Task statement>
Copy out every line exactly, passing over the pictures.
— Start of Records to use —
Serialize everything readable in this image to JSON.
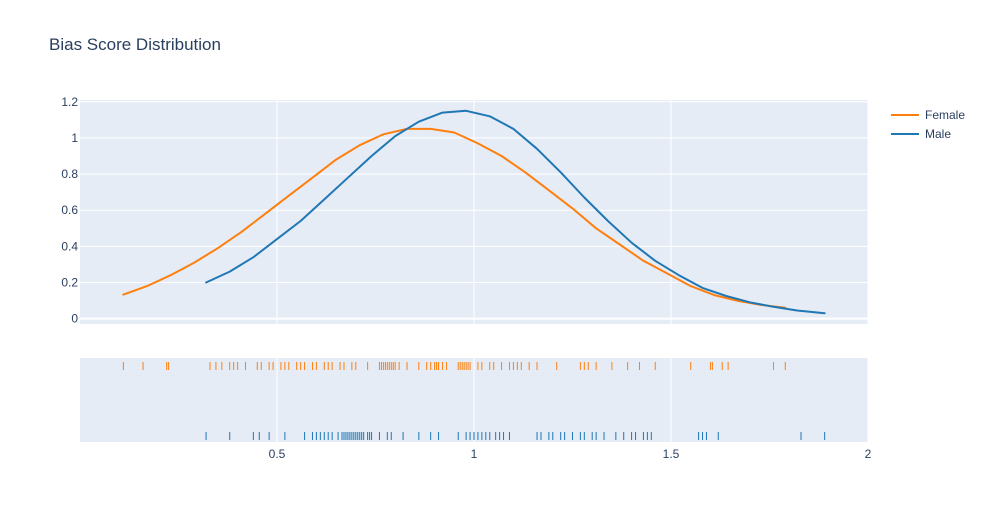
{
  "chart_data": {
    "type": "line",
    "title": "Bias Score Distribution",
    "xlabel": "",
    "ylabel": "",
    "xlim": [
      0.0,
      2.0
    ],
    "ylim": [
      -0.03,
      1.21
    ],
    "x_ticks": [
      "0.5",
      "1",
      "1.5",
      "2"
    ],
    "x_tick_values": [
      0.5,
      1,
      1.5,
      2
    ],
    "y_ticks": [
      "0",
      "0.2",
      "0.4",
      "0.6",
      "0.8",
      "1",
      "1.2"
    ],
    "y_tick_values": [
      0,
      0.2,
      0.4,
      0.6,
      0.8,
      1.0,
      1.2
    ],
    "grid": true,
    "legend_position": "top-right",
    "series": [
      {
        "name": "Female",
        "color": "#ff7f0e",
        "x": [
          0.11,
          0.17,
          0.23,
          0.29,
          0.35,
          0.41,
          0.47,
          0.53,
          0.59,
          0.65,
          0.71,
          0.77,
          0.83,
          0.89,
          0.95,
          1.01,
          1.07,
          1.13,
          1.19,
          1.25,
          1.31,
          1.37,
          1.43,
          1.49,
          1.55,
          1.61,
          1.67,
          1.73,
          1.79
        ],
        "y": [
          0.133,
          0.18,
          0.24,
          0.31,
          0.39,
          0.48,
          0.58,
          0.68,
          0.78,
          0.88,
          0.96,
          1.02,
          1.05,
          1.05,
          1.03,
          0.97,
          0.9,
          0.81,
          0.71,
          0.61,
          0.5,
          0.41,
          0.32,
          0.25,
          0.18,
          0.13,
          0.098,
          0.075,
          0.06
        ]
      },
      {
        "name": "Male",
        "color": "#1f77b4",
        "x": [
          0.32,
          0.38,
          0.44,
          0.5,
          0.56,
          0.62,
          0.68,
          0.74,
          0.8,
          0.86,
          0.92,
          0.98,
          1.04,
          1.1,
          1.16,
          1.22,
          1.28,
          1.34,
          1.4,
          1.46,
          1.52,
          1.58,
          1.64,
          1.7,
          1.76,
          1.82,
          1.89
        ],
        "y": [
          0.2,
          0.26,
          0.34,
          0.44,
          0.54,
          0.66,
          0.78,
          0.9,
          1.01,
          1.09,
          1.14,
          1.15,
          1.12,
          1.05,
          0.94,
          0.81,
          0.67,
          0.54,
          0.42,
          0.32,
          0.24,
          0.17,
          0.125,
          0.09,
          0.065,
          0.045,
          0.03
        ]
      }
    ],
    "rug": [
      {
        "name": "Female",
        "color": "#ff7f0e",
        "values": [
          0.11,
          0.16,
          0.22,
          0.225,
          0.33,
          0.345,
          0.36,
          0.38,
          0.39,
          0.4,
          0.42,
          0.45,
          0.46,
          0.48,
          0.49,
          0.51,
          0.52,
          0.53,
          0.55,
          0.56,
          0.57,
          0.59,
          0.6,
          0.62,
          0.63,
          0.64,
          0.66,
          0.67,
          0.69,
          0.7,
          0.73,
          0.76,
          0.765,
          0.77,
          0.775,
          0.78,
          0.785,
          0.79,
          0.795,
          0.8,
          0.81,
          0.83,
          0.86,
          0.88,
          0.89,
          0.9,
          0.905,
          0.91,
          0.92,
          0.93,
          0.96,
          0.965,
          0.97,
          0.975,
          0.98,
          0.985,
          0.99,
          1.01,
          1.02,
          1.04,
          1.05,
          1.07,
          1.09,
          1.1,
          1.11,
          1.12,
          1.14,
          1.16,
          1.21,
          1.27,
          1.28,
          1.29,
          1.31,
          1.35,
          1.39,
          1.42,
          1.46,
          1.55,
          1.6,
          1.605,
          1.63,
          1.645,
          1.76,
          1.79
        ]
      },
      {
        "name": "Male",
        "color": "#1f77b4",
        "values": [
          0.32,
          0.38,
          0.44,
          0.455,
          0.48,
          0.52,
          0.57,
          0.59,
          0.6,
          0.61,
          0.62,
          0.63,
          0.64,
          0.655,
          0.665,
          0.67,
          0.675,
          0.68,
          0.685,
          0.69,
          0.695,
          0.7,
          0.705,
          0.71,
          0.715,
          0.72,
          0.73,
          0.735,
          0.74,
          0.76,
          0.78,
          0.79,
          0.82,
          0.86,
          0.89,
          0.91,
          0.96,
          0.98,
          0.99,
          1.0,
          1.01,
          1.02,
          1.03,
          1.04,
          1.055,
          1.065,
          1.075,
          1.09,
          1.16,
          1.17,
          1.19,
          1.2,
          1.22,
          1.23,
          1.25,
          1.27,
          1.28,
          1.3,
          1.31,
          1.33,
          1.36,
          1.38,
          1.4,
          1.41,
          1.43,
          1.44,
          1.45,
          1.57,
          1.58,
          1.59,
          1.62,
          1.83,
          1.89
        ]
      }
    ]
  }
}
— End of Records to use —
Completed exercise>
Serialize everything readable in this image to JSON.
{
  "chart_data": {
    "type": "line",
    "title": "Bias Score Distribution",
    "xlabel": "",
    "ylabel": "",
    "xlim": [
      0.0,
      2.0
    ],
    "ylim": [
      -0.03,
      1.21
    ],
    "x_ticks": [
      "0.5",
      "1",
      "1.5",
      "2"
    ],
    "x_tick_values": [
      0.5,
      1,
      1.5,
      2
    ],
    "y_ticks": [
      "0",
      "0.2",
      "0.4",
      "0.6",
      "0.8",
      "1",
      "1.2"
    ],
    "y_tick_values": [
      0,
      0.2,
      0.4,
      0.6,
      0.8,
      1.0,
      1.2
    ],
    "grid": true,
    "legend_position": "top-right",
    "series": [
      {
        "name": "Female",
        "color": "#ff7f0e",
        "x": [
          0.11,
          0.17,
          0.23,
          0.29,
          0.35,
          0.41,
          0.47,
          0.53,
          0.59,
          0.65,
          0.71,
          0.77,
          0.83,
          0.89,
          0.95,
          1.01,
          1.07,
          1.13,
          1.19,
          1.25,
          1.31,
          1.37,
          1.43,
          1.49,
          1.55,
          1.61,
          1.67,
          1.73,
          1.79
        ],
        "y": [
          0.133,
          0.18,
          0.24,
          0.31,
          0.39,
          0.48,
          0.58,
          0.68,
          0.78,
          0.88,
          0.96,
          1.02,
          1.05,
          1.05,
          1.03,
          0.97,
          0.9,
          0.81,
          0.71,
          0.61,
          0.5,
          0.41,
          0.32,
          0.25,
          0.18,
          0.13,
          0.098,
          0.075,
          0.06
        ]
      },
      {
        "name": "Male",
        "color": "#1f77b4",
        "x": [
          0.32,
          0.38,
          0.44,
          0.5,
          0.56,
          0.62,
          0.68,
          0.74,
          0.8,
          0.86,
          0.92,
          0.98,
          1.04,
          1.1,
          1.16,
          1.22,
          1.28,
          1.34,
          1.4,
          1.46,
          1.52,
          1.58,
          1.64,
          1.7,
          1.76,
          1.82,
          1.89
        ],
        "y": [
          0.2,
          0.26,
          0.34,
          0.44,
          0.54,
          0.66,
          0.78,
          0.9,
          1.01,
          1.09,
          1.14,
          1.15,
          1.12,
          1.05,
          0.94,
          0.81,
          0.67,
          0.54,
          0.42,
          0.32,
          0.24,
          0.17,
          0.125,
          0.09,
          0.065,
          0.045,
          0.03
        ]
      }
    ],
    "rug": [
      {
        "name": "Female",
        "color": "#ff7f0e",
        "values": [
          0.11,
          0.16,
          0.22,
          0.225,
          0.33,
          0.345,
          0.36,
          0.38,
          0.39,
          0.4,
          0.42,
          0.45,
          0.46,
          0.48,
          0.49,
          0.51,
          0.52,
          0.53,
          0.55,
          0.56,
          0.57,
          0.59,
          0.6,
          0.62,
          0.63,
          0.64,
          0.66,
          0.67,
          0.69,
          0.7,
          0.73,
          0.76,
          0.765,
          0.77,
          0.775,
          0.78,
          0.785,
          0.79,
          0.795,
          0.8,
          0.81,
          0.83,
          0.86,
          0.88,
          0.89,
          0.9,
          0.905,
          0.91,
          0.92,
          0.93,
          0.96,
          0.965,
          0.97,
          0.975,
          0.98,
          0.985,
          0.99,
          1.01,
          1.02,
          1.04,
          1.05,
          1.07,
          1.09,
          1.1,
          1.11,
          1.12,
          1.14,
          1.16,
          1.21,
          1.27,
          1.28,
          1.29,
          1.31,
          1.35,
          1.39,
          1.42,
          1.46,
          1.55,
          1.6,
          1.605,
          1.63,
          1.645,
          1.76,
          1.79
        ]
      },
      {
        "name": "Male",
        "color": "#1f77b4",
        "values": [
          0.32,
          0.38,
          0.44,
          0.455,
          0.48,
          0.52,
          0.57,
          0.59,
          0.6,
          0.61,
          0.62,
          0.63,
          0.64,
          0.655,
          0.665,
          0.67,
          0.675,
          0.68,
          0.685,
          0.69,
          0.695,
          0.7,
          0.705,
          0.71,
          0.715,
          0.72,
          0.73,
          0.735,
          0.74,
          0.76,
          0.78,
          0.79,
          0.82,
          0.86,
          0.89,
          0.91,
          0.96,
          0.98,
          0.99,
          1.0,
          1.01,
          1.02,
          1.03,
          1.04,
          1.055,
          1.065,
          1.075,
          1.09,
          1.16,
          1.17,
          1.19,
          1.2,
          1.22,
          1.23,
          1.25,
          1.27,
          1.28,
          1.3,
          1.31,
          1.33,
          1.36,
          1.38,
          1.4,
          1.41,
          1.43,
          1.44,
          1.45,
          1.57,
          1.58,
          1.59,
          1.62,
          1.83,
          1.89
        ]
      }
    ]
  }
}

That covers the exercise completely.